===== RECORDS SUPPLIED

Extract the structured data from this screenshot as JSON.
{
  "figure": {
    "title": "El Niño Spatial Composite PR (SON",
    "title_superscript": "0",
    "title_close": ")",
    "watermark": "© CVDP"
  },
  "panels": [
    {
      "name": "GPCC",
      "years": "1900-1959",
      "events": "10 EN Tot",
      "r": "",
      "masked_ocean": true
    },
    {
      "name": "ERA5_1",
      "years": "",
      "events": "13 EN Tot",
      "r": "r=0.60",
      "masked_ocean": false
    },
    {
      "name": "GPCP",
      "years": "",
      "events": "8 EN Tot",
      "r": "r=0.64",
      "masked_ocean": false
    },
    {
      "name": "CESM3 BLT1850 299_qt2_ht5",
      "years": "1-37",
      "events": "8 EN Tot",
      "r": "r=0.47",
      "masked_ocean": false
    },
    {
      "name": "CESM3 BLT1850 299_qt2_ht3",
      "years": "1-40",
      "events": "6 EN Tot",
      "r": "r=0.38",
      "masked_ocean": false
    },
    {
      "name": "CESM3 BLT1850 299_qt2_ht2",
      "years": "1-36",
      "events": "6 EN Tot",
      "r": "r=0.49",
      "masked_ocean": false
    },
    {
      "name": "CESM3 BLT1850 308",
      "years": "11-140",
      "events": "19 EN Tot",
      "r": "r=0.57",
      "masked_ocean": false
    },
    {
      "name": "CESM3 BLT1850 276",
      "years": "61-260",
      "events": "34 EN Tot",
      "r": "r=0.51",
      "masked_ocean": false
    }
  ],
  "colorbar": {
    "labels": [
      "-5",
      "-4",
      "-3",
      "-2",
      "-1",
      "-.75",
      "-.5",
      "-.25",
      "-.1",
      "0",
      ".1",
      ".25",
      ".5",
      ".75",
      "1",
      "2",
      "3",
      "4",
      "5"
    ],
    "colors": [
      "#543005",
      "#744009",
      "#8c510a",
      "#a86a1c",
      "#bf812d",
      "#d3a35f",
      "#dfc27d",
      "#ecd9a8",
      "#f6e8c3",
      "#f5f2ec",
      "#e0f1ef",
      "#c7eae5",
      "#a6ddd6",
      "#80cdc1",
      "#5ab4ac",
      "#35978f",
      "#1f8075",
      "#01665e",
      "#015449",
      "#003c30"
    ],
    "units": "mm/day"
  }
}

==========

WHAT IS NEEDED: Copy the records above exactly as they appear.

TASK ANSWER:
Extract the structured data from this screenshot as JSON.
{
  "figure": {
    "title": "El Niño Spatial Composite PR (SON",
    "title_superscript": "0",
    "title_close": ")",
    "watermark": "© CVDP"
  },
  "panels": [
    {
      "name": "GPCC",
      "years": "1900-1959",
      "events": "10 EN Tot",
      "r": "",
      "masked_ocean": true
    },
    {
      "name": "ERA5_1",
      "years": "",
      "events": "13 EN Tot",
      "r": "r=0.60",
      "masked_ocean": false
    },
    {
      "name": "GPCP",
      "years": "",
      "events": "8 EN Tot",
      "r": "r=0.64",
      "masked_ocean": false
    },
    {
      "name": "CESM3 BLT1850 299_qt2_ht5",
      "years": "1-37",
      "events": "8 EN Tot",
      "r": "r=0.47",
      "masked_ocean": false
    },
    {
      "name": "CESM3 BLT1850 299_qt2_ht3",
      "years": "1-40",
      "events": "6 EN Tot",
      "r": "r=0.38",
      "masked_ocean": false
    },
    {
      "name": "CESM3 BLT1850 299_qt2_ht2",
      "years": "1-36",
      "events": "6 EN Tot",
      "r": "r=0.49",
      "masked_ocean": false
    },
    {
      "name": "CESM3 BLT1850 308",
      "years": "11-140",
      "events": "19 EN Tot",
      "r": "r=0.57",
      "masked_ocean": false
    },
    {
      "name": "CESM3 BLT1850 276",
      "years": "61-260",
      "events": "34 EN Tot",
      "r": "r=0.51",
      "masked_ocean": false
    }
  ],
  "colorbar": {
    "labels": [
      "-5",
      "-4",
      "-3",
      "-2",
      "-1",
      "-.75",
      "-.5",
      "-.25",
      "-.1",
      "0",
      ".1",
      ".25",
      ".5",
      ".75",
      "1",
      "2",
      "3",
      "4",
      "5"
    ],
    "colors": [
      "#543005",
      "#744009",
      "#8c510a",
      "#a86a1c",
      "#bf812d",
      "#d3a35f",
      "#dfc27d",
      "#ecd9a8",
      "#f6e8c3",
      "#f5f2ec",
      "#e0f1ef",
      "#c7eae5",
      "#a6ddd6",
      "#80cdc1",
      "#5ab4ac",
      "#35978f",
      "#1f8075",
      "#01665e",
      "#015449",
      "#003c30"
    ],
    "units": "mm/day"
  }
}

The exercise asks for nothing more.